WHAT YOU SHOULD DO: Recast the records below as a two-column CSV with the header row "instruction,response", using one row per record. Put each record's request text and its answer in their own quoted fields with line breaks replaced by spaces, and leave the pictures out.

[Collected data entries]
Start

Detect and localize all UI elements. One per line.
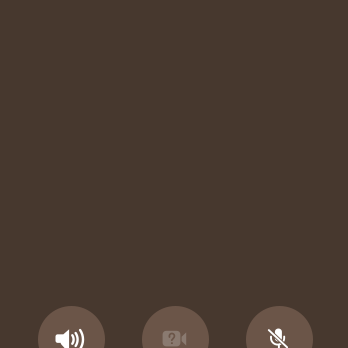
- button[interactable]: Speaker: [40, 306, 106, 348]
- button[interactable]: Camera: [142, 306, 210, 348]
- button[interactable]: Mute: [246, 306, 312, 348]
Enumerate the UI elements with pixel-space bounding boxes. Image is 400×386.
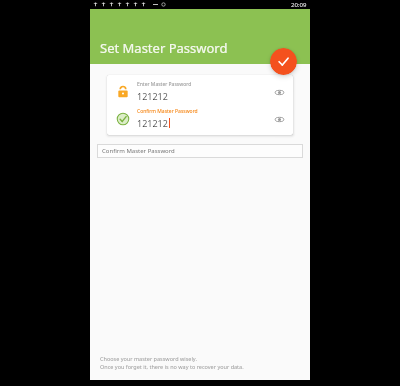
button[interactable]: Enter Master Password [107,78,293,105]
staticText: Confirm Master Password [102,147,175,155]
staticText: 20:09 [291,1,307,9]
staticText: 121212 [137,117,168,129]
staticText: Once you forget it, there is no way to r… [100,363,244,370]
staticText: Choose your master password wisely. [100,355,197,362]
staticText: Set Master Password [100,39,228,57]
staticText: Confirm Master Password [137,108,198,115]
staticText: Enter Master Password [137,81,192,88]
button[interactable]: Show confirm password [272,112,286,126]
staticText: 121212 [137,90,168,102]
button[interactable]: Show password [272,85,286,99]
button[interactable]: Confirm Master Password [97,144,303,158]
button[interactable]: Save master password [270,48,297,75]
button[interactable]: Confirm Master Password [107,105,293,132]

End

SOLUTION BELOW:
instruction,response
"Detect and localize all UI elements. One per line.","- button[interactable]: Speaker: [40, 306, 106, 348] - button[interactable]: Camera: [142, 306, 210, 348] - button[interactable]: Mute: [246, 306, 312, 348]"
"Enumerate the UI elements with pixel-space bounding boxes. Image is 400×386.","button[interactable]: Enter Master Password [107,78,293,105] staticText: Confirm Master Password [102,147,175,155] staticText: 20:09 [291,1,307,9] staticText: 121212 [137,117,168,129] staticText: Once you forget it, there is no way to r… [100,363,244,370] staticText: Choose your master password wisely. [100,355,197,362] staticText: Set Master Password [100,39,228,57] staticText: Confirm Master Password [137,108,198,115] staticText: Enter Master Password [137,81,192,88] button[interactable]: Show confirm password [272,112,286,126] staticText: 121212 [137,90,168,102] button[interactable]: Show password [272,85,286,99] button[interactable]: Confirm Master Password [97,144,303,158] button[interactable]: Save master password [270,48,297,75] button[interactable]: Confirm Master Password [107,105,293,132]"